» **What the exercise asks**
Below are the records; count how many of their lines carry "name" and give only the number.

» **Data in this exercise**
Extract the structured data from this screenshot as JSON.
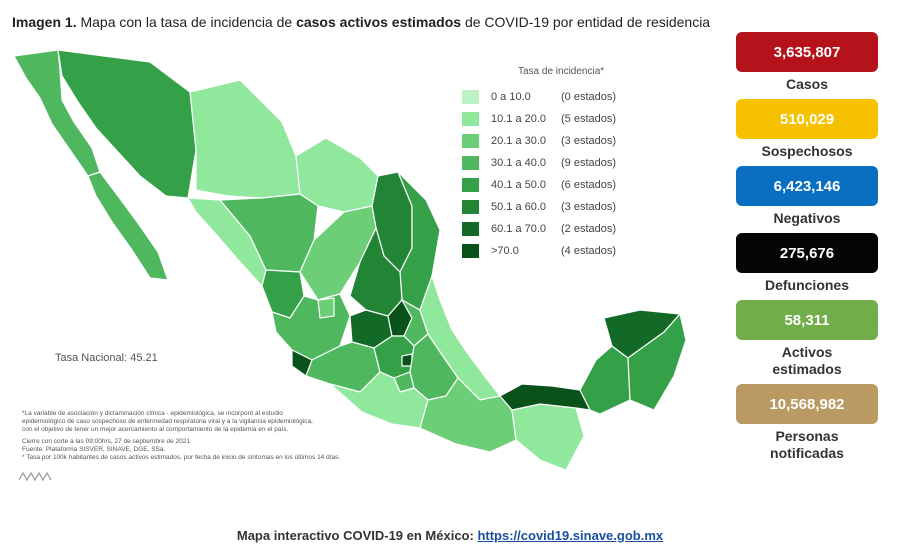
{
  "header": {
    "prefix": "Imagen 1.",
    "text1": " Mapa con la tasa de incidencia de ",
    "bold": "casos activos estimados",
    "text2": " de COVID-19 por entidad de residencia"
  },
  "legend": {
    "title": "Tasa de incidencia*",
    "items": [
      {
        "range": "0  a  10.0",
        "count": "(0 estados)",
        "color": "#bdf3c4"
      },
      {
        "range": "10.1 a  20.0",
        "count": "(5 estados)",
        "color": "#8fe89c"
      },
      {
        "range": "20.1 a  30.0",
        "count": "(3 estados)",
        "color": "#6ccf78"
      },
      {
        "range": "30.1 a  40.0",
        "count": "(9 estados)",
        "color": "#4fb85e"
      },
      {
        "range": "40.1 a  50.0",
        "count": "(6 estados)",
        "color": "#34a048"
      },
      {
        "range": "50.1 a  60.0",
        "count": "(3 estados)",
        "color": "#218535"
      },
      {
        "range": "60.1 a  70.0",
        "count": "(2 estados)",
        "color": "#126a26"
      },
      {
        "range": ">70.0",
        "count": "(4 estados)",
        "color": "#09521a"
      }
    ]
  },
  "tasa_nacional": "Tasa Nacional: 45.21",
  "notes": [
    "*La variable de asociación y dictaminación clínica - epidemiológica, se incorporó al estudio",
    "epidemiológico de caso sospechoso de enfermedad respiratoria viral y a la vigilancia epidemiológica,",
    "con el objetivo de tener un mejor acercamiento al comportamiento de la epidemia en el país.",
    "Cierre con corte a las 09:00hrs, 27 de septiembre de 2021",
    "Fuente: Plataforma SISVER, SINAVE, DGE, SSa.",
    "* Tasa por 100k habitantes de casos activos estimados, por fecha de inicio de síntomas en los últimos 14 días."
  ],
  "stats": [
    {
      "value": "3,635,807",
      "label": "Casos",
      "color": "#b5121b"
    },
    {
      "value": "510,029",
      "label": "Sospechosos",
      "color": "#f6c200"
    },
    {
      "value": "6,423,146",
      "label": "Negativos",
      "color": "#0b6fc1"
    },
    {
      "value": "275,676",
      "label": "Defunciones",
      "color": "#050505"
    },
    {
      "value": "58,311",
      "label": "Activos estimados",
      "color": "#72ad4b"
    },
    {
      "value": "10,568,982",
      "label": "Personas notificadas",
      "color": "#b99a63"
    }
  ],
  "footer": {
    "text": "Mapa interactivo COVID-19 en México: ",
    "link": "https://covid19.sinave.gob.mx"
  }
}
--
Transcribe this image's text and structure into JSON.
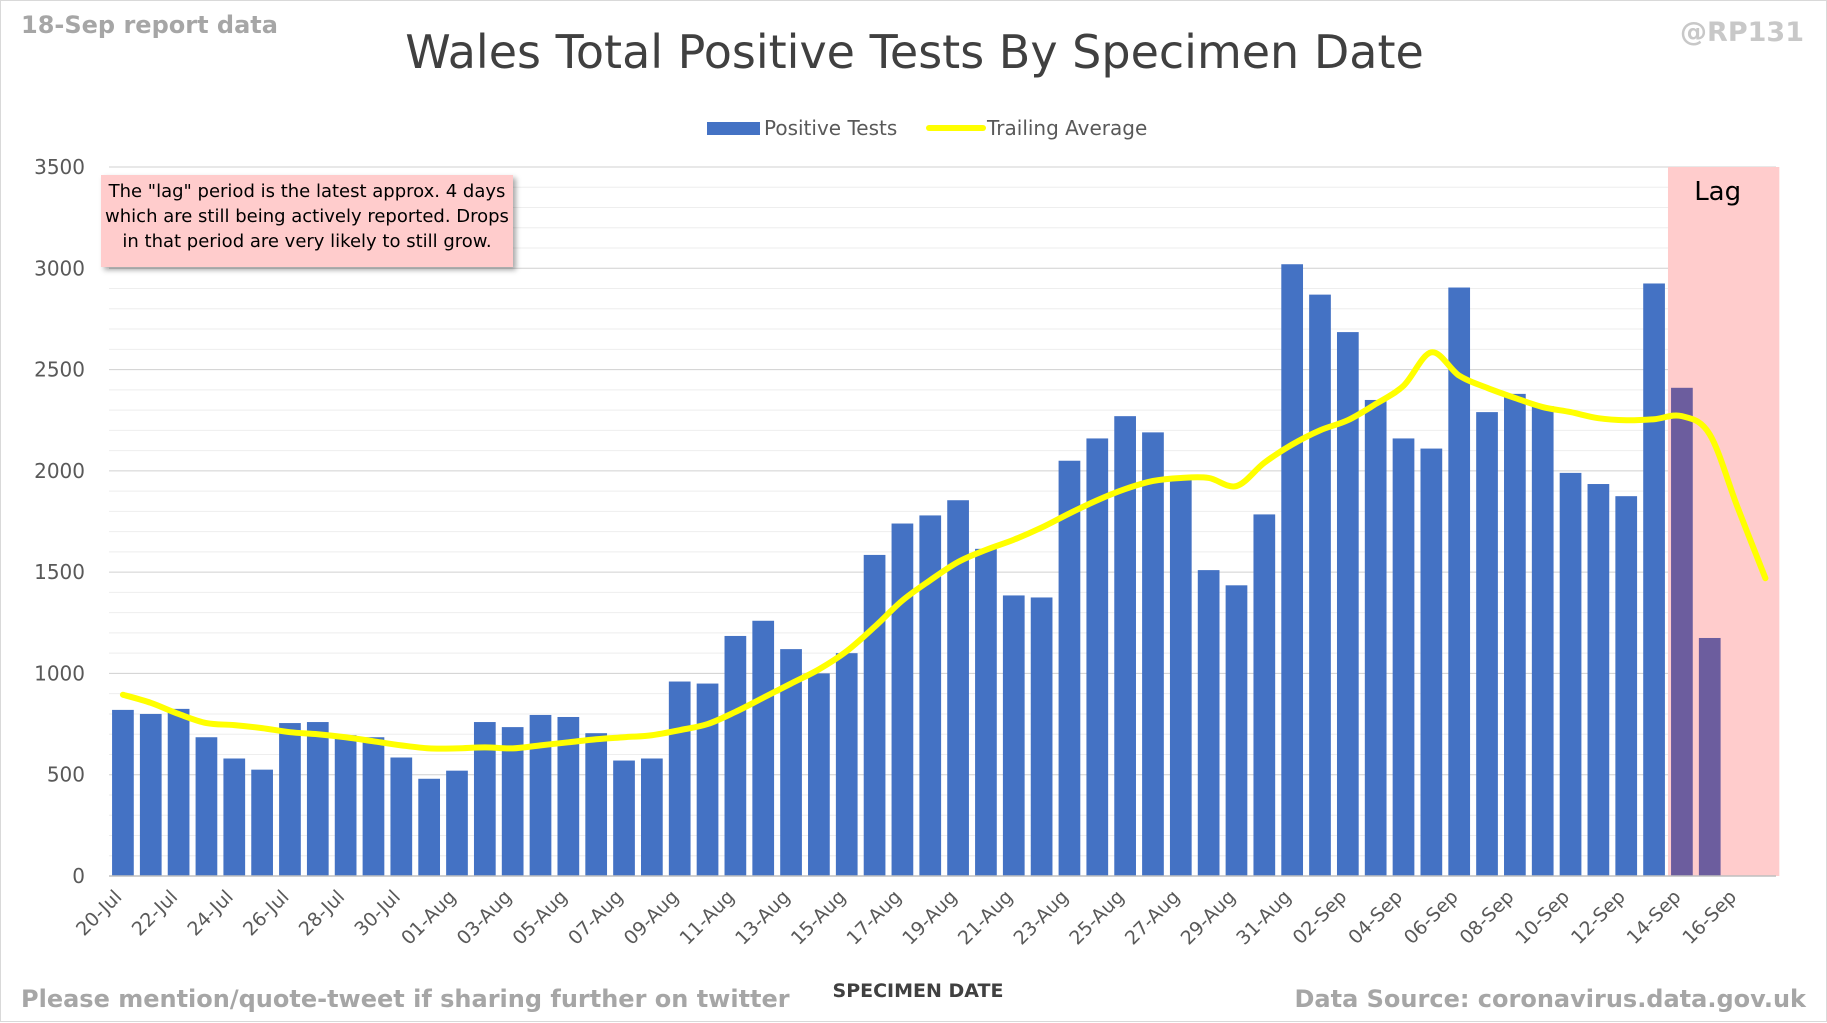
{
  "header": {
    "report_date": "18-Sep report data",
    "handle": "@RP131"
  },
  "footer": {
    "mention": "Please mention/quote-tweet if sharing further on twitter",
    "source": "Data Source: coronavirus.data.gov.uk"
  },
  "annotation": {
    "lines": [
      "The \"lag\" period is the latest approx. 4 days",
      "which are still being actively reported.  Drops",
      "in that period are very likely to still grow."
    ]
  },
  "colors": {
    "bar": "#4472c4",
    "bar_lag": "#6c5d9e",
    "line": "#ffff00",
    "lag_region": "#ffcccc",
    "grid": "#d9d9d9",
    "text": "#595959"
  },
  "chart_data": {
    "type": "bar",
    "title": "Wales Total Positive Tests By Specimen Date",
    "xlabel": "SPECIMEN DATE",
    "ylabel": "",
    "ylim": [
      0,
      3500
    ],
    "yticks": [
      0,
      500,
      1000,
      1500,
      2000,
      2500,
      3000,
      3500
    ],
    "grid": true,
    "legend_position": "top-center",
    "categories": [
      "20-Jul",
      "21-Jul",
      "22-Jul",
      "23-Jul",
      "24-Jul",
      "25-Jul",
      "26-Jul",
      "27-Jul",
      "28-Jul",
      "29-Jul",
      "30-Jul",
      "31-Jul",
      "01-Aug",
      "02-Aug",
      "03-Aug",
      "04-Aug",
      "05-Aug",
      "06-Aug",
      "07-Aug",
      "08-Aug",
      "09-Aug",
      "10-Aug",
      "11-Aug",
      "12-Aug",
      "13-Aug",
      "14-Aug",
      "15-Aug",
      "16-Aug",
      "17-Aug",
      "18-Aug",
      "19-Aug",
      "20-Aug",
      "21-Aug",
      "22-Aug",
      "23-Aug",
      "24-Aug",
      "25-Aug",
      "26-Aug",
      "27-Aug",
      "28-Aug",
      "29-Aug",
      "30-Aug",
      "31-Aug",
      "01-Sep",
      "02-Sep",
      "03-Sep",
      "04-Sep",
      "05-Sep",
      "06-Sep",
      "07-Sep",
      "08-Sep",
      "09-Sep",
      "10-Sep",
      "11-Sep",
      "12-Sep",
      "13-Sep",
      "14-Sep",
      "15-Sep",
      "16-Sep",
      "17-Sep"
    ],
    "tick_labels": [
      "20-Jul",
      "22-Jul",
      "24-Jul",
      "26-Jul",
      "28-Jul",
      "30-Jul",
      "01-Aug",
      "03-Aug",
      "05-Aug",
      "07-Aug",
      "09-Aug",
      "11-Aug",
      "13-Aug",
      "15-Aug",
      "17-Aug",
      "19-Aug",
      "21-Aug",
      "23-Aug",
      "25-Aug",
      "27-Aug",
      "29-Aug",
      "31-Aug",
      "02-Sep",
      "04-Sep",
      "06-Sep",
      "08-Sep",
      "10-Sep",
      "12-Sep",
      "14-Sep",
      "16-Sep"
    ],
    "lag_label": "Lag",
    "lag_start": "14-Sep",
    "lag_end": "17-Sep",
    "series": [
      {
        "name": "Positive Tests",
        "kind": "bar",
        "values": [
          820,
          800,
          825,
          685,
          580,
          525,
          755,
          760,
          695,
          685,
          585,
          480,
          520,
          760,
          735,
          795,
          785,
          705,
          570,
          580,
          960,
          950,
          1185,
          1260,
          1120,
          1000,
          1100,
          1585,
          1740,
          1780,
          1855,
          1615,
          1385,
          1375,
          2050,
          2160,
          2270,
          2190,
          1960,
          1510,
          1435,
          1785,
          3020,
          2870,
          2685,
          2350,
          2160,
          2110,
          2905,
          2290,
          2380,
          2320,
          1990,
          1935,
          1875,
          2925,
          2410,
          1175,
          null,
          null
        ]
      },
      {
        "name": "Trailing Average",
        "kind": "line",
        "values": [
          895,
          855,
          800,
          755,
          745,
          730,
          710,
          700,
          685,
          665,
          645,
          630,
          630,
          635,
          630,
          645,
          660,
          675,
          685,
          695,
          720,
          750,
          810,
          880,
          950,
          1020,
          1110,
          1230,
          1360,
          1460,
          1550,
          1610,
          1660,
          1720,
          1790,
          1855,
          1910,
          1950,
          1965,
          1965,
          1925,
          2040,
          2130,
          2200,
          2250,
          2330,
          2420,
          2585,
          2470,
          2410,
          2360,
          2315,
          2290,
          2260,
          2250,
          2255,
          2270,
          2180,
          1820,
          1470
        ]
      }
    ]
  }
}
...
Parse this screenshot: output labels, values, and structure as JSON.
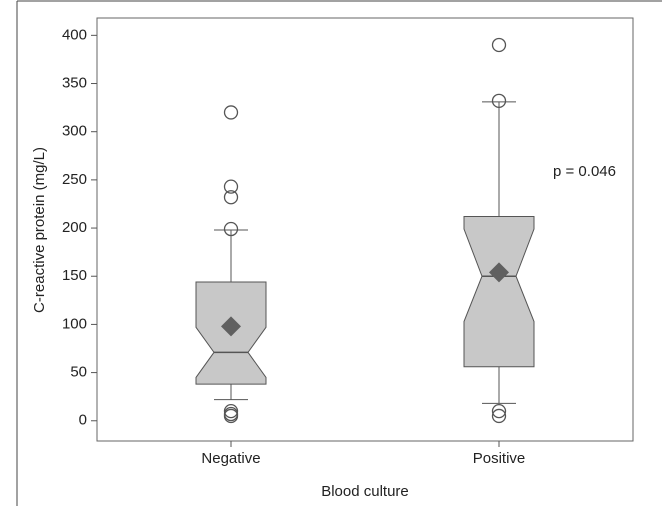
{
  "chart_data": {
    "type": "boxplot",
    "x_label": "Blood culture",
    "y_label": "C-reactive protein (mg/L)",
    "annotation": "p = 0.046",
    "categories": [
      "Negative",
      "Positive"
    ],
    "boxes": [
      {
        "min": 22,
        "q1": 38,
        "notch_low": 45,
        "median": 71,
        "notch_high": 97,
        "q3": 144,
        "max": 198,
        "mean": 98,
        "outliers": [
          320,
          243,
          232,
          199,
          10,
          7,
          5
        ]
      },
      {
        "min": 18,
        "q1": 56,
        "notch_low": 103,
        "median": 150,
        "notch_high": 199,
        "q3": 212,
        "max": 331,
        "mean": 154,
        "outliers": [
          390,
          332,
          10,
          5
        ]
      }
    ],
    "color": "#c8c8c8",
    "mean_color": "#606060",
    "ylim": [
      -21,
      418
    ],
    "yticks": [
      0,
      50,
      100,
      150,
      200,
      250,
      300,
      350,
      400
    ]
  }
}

» **Result for this exercise**
2